Records follow. Copy every line with "поверхности".

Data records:
┌──
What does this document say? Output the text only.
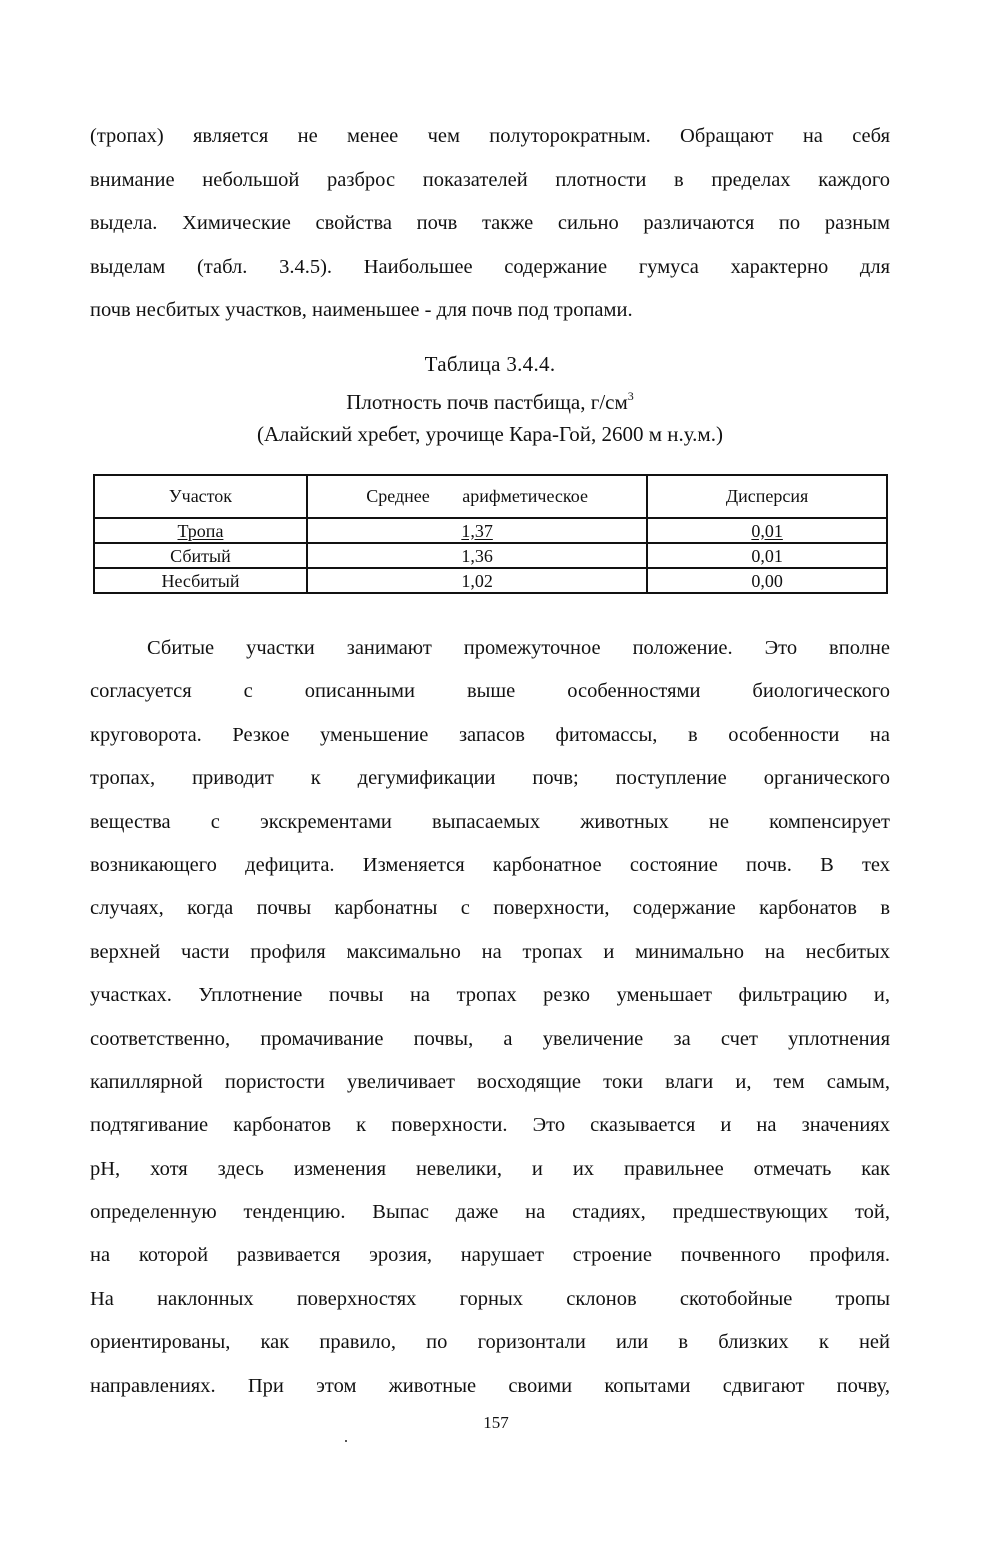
(тропах) является не менее чем полуторократным. Обращают на себя
внимание небольшой разброс показателей плотности в пределах каждого
выдела. Химические свойства почв также сильно различаются по разным
выделам (табл. 3.4.5). Наибольшее содержание гумуса характерно для
почв несбитых участков, наименьшее - для почв под тропами.

Таблица 3.4.4.

Плотность почв пастбища, $г/см^3$

(Алайский хребет, урочище Кара-Гой, 2600 м н.у.м.)

Участок	Среднее арифметическое	Дисперсия
Тропа	1,37	0,01
Сбитый	1,36	0,01
Несбитый	1,02	0,00
Сбитые участки занимают промежуточное положение. Это вполне
согласуется с описанными выше особенностями биологического
круговорота. Резкое уменьшение запасов фитомассы, в особенности на
тропах, приводит к дегумификации почв; поступление органического
вещества с экскрементами выпасаемых животных не компенсирует
возникающего дефицита. Изменяется карбонатное состояние почв. В тех
случаях, когда почвы карбонатны с поверхности, содержание карбонатов в
верхней части профиля максимально на тропах и минимально на несбитых
участках. Уплотнение почвы на тропах резко уменьшает фильтрацию и,
соответственно, промачивание почвы, а увеличение за счет уплотнения
капиллярной пористости увеличивает восходящие токи влаги и, тем самым,
подтягивание карбонатов к поверхности. Это сказывается и на значениях
pH, хотя здесь изменения невелики, и их правильнее отмечать как
определенную тенденцию. Выпас даже на стадиях, предшествующих той,
на которой развивается эрозия, нарушает строение почвенного профиля.
На наклонных поверхностях горных склонов скотобойные тропы
ориентированы, как правило, по горизонтали или в близких к ней
направлениях. При этом животные своими копытами сдвигают почву,

157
└──
## Correct response:
случаях, когда почвы карбонатны с поверхности, содержание карбонатов в
подтягивание карбонатов к поверхности. Это сказывается и на значениях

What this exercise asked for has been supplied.